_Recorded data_
=-=-=

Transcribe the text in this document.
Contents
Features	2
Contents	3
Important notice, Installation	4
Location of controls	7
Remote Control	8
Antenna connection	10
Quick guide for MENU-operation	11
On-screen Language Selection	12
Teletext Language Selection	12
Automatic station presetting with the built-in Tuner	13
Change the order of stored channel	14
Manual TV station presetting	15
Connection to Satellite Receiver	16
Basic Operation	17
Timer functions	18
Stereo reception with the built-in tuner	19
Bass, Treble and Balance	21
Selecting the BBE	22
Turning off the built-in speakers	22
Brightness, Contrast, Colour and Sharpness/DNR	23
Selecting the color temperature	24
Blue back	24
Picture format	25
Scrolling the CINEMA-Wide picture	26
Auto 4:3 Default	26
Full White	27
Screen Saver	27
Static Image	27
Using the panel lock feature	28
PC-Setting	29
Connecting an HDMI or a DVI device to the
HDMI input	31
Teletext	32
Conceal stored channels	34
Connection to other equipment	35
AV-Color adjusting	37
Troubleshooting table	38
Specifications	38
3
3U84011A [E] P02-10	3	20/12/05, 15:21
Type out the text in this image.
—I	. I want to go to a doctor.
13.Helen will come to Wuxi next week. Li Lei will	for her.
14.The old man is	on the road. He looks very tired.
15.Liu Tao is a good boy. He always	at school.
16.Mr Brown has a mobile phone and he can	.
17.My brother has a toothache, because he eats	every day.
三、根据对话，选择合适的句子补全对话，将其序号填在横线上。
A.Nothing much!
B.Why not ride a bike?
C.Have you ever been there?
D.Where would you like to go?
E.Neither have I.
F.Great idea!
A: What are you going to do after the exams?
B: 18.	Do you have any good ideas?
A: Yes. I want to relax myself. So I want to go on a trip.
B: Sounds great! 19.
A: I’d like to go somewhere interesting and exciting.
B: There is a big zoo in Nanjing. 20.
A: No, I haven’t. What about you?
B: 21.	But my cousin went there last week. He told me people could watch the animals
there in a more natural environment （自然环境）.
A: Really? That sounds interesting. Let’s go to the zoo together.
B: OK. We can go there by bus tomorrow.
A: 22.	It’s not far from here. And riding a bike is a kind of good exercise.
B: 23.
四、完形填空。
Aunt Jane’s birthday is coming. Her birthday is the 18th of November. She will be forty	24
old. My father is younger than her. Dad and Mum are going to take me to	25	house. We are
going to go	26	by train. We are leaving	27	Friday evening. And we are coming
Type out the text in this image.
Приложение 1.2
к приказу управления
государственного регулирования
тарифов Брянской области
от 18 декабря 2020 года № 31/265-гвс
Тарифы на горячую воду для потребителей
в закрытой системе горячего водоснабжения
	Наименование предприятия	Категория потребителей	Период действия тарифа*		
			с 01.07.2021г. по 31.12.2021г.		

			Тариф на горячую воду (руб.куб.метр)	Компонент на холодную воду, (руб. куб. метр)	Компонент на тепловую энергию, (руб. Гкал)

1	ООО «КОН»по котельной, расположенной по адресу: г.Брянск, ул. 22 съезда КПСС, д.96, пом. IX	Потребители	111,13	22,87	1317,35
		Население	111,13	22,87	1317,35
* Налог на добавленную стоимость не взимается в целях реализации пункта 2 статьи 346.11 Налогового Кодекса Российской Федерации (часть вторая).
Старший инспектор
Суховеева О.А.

=-=-=

_WHAT IS NEEDED_
Pull out all lines from the entries above in which the word "week" appears.

_SOLUTION_
13.Helen will come to Wuxi next week. Li Lei will	for her.
B: 21.	But my cousin went there last week. He told me people could watch the animals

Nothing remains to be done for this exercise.